--- start of Given data ---
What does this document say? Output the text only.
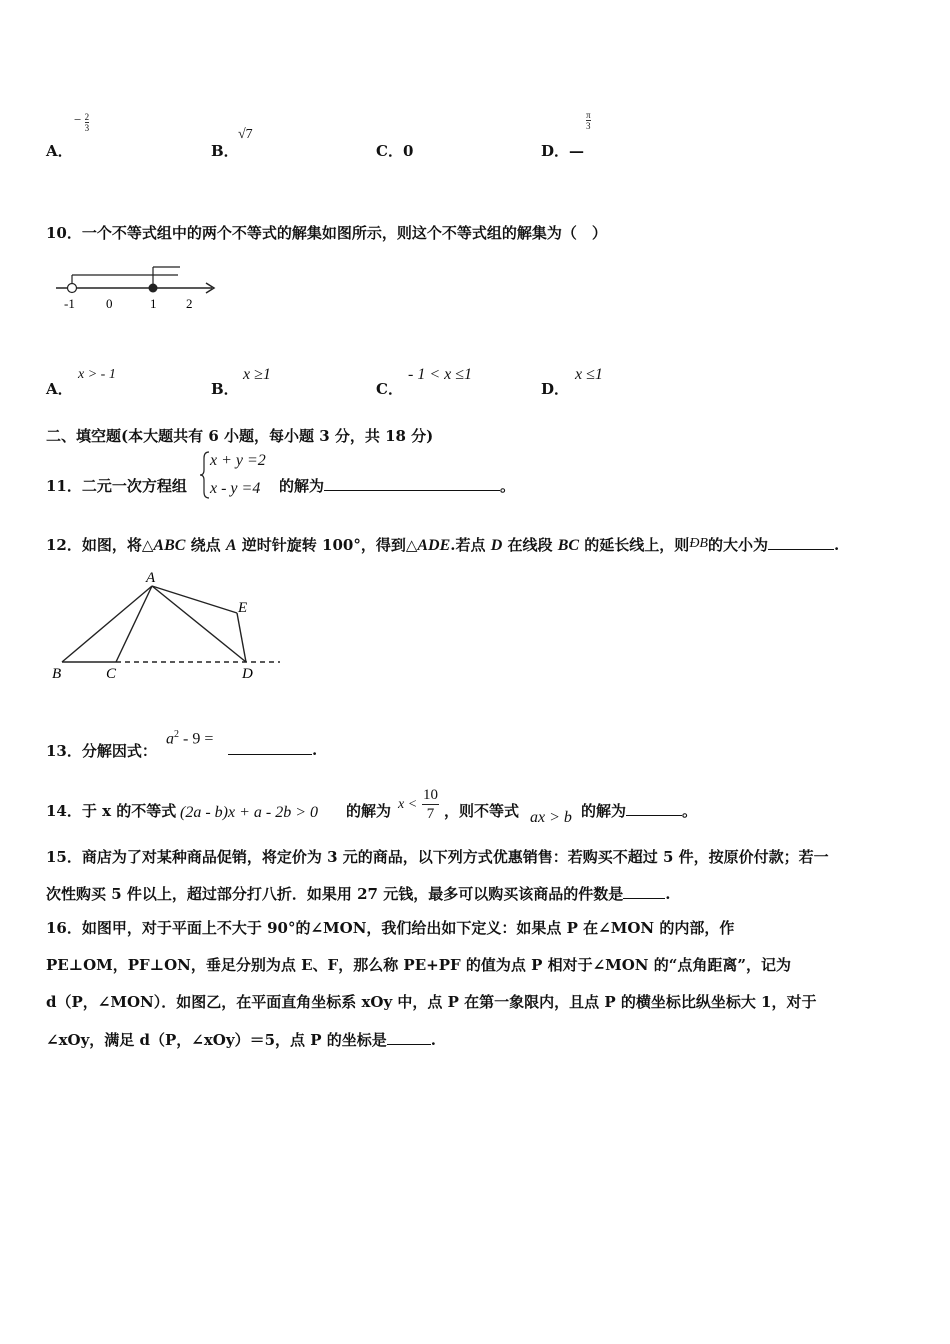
A．
− $\frac{2}{3}$
B．
√7
C．0	D．—
$\frac{\pi}{3}$
10．一个不等式组中的两个不等式的解集如图所示，则这个不等式组的解集为（　）
-1 0	1 2
A．
x > - 1
B．
x ≥1
C．
- 1 < x ≤1
D．
x ≤1
二、填空题(本大题共有 6 小题，每小题 3 分，共 18 分)
11．二元一次方程组
x + y =2
x - y =4 的解为	。
12．如图，将△ABC 绕点 A 逆时针旋转 100°，得到△ADE.若点 D 在线段 BC 的延长线上，则ÐB的大小为	.
A
B	C	D
E
13．分解因式：
$a^2 - 9$ =
.
14．于 x 的不等式 (2a - b)x + a - 2b > 0 的解为 $x < \frac{10}{7}$ ，则不等式 ax > b 的解为	。
15．商店为了对某种商品促销，将定价为 3 元的商品，以下列方式优惠销售：若购买不超过 5 件，按原价付款；若一
次性购买 5 件以上，超过部分打八折．如果用 27 元钱，最多可以购买该商品的件数是	.
16．如图甲，对于平面上不大于 90°的∠MON，我们给出如下定义：如果点 P 在∠MON 的内部，作
PE⊥OM，PF⊥ON，垂足分别为点 E、F，那么称 PE+PF 的值为点 P 相对于∠MON 的“点角距离”，记为
d（P，∠MON）．如图乙，在平面直角坐标系 xOy 中，点 P 在第一象限内，且点 P 的横坐标比纵坐标大 1，对于
∠xOy，满足 d（P，∠xOy）＝5，点 P 的坐标是	.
--- end of Given data ---
Exercise details: Make an exact copy of all entries above, dropping the images.

Solution:
What does this document say? Output the text only.
A．
− $\frac{2}{3}$
B．
√7
C．0	D．—
$\frac{\pi}{3}$
10．一个不等式组中的两个不等式的解集如图所示，则这个不等式组的解集为（　）
-1 0	1 2
A．
x > - 1
B．
x ≥1
C．
- 1 < x ≤1
D．
x ≤1
二、填空题(本大题共有 6 小题，每小题 3 分，共 18 分)
11．二元一次方程组
x + y =2
x - y =4 的解为	。
12．如图，将△ABC 绕点 A 逆时针旋转 100°，得到△ADE.若点 D 在线段 BC 的延长线上，则ÐB的大小为	.
A
B	C	D
E
13．分解因式：
$a^2 - 9$ =
.
14．于 x 的不等式 (2a - b)x + a - 2b > 0 的解为 $x < \frac{10}{7}$ ，则不等式 ax > b 的解为	。
15．商店为了对某种商品促销，将定价为 3 元的商品，以下列方式优惠销售：若购买不超过 5 件，按原价付款；若一
次性购买 5 件以上，超过部分打八折．如果用 27 元钱，最多可以购买该商品的件数是	.
16．如图甲，对于平面上不大于 90°的∠MON，我们给出如下定义：如果点 P 在∠MON 的内部，作
PE⊥OM，PF⊥ON，垂足分别为点 E、F，那么称 PE+PF 的值为点 P 相对于∠MON 的“点角距离”，记为
d（P，∠MON）．如图乙，在平面直角坐标系 xOy 中，点 P 在第一象限内，且点 P 的横坐标比纵坐标大 1，对于
∠xOy，满足 d（P，∠xOy）＝5，点 P 的坐标是	.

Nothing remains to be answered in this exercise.